::: MATERIAL :::

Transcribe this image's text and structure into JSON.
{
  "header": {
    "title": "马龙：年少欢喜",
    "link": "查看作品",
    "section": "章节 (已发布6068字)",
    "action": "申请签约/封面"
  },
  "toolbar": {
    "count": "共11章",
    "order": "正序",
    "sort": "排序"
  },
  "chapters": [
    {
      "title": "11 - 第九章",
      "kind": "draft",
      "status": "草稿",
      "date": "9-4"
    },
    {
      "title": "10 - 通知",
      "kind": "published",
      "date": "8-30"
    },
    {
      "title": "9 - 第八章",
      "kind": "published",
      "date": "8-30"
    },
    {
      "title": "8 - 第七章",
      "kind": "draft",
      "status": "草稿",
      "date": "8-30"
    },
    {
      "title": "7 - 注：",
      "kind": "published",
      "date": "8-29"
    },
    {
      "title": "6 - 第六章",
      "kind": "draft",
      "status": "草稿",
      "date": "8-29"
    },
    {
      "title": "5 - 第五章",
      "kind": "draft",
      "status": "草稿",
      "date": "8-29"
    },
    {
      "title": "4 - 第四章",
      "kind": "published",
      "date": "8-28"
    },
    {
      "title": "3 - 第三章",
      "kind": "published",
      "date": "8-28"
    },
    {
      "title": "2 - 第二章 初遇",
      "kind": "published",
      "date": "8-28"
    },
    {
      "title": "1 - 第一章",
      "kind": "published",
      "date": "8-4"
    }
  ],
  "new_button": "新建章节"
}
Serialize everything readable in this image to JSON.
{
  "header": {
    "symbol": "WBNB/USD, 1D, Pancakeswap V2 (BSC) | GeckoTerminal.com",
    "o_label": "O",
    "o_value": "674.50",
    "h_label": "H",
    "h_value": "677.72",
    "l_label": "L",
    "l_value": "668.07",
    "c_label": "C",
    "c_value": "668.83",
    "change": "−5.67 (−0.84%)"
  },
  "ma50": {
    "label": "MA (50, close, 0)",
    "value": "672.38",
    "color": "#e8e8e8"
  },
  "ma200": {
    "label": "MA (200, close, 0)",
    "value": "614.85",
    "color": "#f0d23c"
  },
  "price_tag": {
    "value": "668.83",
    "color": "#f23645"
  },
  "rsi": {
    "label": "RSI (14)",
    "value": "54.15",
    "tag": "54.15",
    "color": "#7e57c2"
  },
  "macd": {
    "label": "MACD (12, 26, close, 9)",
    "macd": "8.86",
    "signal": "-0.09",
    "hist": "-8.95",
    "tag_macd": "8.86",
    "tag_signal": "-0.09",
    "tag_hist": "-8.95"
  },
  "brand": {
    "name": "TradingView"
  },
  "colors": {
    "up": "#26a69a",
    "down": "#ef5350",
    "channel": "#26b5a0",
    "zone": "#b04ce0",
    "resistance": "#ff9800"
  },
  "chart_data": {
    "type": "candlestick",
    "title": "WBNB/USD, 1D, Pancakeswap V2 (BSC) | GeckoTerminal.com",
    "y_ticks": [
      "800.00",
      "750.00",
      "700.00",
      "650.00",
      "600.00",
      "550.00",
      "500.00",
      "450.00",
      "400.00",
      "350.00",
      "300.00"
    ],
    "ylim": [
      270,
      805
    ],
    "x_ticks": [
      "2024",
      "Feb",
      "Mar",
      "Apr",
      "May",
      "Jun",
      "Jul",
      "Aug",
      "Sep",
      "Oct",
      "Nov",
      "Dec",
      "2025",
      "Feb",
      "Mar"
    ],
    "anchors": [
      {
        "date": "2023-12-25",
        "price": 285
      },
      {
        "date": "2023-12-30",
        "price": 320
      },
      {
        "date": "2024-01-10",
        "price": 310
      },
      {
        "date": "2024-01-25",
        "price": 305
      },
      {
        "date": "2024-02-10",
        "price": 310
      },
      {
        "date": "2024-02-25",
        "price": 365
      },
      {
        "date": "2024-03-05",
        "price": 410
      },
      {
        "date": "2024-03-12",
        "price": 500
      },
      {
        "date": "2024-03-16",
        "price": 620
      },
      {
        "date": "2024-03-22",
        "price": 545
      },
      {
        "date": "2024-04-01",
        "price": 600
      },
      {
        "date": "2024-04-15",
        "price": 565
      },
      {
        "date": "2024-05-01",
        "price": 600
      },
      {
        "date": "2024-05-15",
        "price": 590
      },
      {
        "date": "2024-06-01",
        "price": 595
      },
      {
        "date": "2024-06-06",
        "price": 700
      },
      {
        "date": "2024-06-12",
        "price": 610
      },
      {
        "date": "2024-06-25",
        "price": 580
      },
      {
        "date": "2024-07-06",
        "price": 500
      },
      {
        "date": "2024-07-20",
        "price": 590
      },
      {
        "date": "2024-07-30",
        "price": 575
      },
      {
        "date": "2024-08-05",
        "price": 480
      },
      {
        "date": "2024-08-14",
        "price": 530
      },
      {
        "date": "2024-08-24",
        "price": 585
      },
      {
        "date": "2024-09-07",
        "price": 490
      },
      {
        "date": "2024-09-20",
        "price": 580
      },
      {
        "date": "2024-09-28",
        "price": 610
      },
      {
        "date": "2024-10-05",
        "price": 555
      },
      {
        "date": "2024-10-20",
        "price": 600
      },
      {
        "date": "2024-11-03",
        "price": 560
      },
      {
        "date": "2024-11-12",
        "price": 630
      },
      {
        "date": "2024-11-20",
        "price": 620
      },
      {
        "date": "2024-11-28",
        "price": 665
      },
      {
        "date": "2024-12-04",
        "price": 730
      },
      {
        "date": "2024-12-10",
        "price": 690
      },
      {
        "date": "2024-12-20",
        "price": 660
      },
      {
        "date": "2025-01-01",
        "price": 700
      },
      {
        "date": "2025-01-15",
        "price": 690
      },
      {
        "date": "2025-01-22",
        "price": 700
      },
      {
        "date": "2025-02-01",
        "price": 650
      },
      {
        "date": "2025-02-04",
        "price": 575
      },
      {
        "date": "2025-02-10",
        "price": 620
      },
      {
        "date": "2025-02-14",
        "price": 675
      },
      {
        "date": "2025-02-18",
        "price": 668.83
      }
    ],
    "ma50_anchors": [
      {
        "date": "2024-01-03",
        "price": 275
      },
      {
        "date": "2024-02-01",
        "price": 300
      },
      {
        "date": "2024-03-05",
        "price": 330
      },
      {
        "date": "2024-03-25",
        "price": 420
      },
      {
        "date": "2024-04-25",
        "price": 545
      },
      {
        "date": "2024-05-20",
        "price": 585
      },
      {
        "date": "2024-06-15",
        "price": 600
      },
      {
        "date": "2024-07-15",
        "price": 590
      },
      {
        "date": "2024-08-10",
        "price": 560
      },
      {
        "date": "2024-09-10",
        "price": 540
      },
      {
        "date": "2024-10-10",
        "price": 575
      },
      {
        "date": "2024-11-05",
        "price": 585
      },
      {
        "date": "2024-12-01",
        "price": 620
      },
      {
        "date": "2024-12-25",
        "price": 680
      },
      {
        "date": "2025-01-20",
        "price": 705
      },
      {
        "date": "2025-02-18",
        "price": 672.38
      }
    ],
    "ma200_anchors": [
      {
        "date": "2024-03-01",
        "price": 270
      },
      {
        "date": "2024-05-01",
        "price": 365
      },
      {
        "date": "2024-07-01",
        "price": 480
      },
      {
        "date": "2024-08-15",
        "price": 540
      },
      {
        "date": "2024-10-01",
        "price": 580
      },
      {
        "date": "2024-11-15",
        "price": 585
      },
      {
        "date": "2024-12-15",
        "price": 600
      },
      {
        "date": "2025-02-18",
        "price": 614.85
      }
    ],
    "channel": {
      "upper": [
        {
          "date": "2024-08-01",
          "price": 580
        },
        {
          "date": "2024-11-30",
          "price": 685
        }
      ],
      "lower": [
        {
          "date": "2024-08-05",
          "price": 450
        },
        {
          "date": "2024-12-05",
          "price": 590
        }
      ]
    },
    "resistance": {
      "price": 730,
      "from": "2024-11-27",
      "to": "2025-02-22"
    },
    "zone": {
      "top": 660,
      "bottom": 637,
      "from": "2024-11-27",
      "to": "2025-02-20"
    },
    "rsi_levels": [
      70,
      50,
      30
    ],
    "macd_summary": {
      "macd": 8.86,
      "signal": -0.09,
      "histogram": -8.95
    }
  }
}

:::

● THE REQUEST: Give the number of lines containing the word "close". No other answer is needed.

● FINISHED TASK: 3